++++ Supplied data ++++
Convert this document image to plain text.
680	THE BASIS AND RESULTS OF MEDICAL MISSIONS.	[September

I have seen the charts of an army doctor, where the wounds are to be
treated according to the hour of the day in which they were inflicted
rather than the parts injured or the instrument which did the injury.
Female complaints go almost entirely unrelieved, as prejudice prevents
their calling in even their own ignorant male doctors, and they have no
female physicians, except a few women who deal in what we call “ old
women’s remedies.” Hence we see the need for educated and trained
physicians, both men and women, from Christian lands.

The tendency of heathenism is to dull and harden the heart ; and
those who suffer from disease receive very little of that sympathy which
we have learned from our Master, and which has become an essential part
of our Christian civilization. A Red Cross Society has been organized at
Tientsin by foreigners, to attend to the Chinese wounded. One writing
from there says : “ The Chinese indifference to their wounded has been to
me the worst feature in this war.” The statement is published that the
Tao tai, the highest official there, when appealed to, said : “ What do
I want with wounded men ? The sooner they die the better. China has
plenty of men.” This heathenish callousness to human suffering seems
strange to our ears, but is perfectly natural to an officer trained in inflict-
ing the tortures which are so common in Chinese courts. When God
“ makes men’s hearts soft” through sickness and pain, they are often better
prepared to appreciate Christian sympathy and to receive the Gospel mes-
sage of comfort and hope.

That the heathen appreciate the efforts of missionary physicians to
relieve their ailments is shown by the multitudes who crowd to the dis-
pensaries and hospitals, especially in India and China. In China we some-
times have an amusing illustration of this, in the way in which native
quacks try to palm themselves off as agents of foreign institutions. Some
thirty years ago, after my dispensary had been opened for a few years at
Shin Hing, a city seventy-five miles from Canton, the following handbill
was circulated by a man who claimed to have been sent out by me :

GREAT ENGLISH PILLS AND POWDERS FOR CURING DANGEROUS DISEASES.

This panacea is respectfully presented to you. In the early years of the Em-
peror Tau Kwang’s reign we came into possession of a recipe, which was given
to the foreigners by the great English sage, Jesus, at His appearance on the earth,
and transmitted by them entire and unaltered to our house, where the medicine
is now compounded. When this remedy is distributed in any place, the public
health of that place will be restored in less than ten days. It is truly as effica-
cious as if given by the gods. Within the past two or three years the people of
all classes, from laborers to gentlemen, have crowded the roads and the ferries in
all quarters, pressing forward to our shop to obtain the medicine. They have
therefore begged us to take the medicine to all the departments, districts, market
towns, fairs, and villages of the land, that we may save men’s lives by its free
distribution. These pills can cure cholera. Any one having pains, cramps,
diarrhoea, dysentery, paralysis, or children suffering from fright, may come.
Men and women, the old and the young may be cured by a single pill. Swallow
++++
Reproduce the material above, every line of it, exactly.

**Correct answer**.
Convert this document image to plain text.
680	THE BASIS AND RESULTS OF MEDICAL MISSIONS.	[September

I have seen the charts of an army doctor, where the wounds are to be
treated according to the hour of the day in which they were inflicted
rather than the parts injured or the instrument which did the injury.
Female complaints go almost entirely unrelieved, as prejudice prevents
their calling in even their own ignorant male doctors, and they have no
female physicians, except a few women who deal in what we call “ old
women’s remedies.” Hence we see the need for educated and trained
physicians, both men and women, from Christian lands.

The tendency of heathenism is to dull and harden the heart ; and
those who suffer from disease receive very little of that sympathy which
we have learned from our Master, and which has become an essential part
of our Christian civilization. A Red Cross Society has been organized at
Tientsin by foreigners, to attend to the Chinese wounded. One writing
from there says : “ The Chinese indifference to their wounded has been to
me the worst feature in this war.” The statement is published that the
Tao tai, the highest official there, when appealed to, said : “ What do
I want with wounded men ? The sooner they die the better. China has
plenty of men.” This heathenish callousness to human suffering seems
strange to our ears, but is perfectly natural to an officer trained in inflict-
ing the tortures which are so common in Chinese courts. When God
“ makes men’s hearts soft” through sickness and pain, they are often better
prepared to appreciate Christian sympathy and to receive the Gospel mes-
sage of comfort and hope.

That the heathen appreciate the efforts of missionary physicians to
relieve their ailments is shown by the multitudes who crowd to the dis-
pensaries and hospitals, especially in India and China. In China we some-
times have an amusing illustration of this, in the way in which native
quacks try to palm themselves off as agents of foreign institutions. Some
thirty years ago, after my dispensary had been opened for a few years at
Shin Hing, a city seventy-five miles from Canton, the following handbill
was circulated by a man who claimed to have been sent out by me :

GREAT ENGLISH PILLS AND POWDERS FOR CURING DANGEROUS DISEASES.

This panacea is respectfully presented to you. In the early years of the Em-
peror Tau Kwang’s reign we came into possession of a recipe, which was given
to the foreigners by the great English sage, Jesus, at His appearance on the earth,
and transmitted by them entire and unaltered to our house, where the medicine
is now compounded. When this remedy is distributed in any place, the public
health of that place will be restored in less than ten days. It is truly as effica-
cious as if given by the gods. Within the past two or three years the people of
all classes, from laborers to gentlemen, have crowded the roads and the ferries in
all quarters, pressing forward to our shop to obtain the medicine. They have
therefore begged us to take the medicine to all the departments, districts, market
towns, fairs, and villages of the land, that we may save men’s lives by its free
distribution. These pills can cure cholera. Any one having pains, cramps,
diarrhoea, dysentery, paralysis, or children suffering from fright, may come.
Men and women, the old and the young may be cured by a single pill. Swallow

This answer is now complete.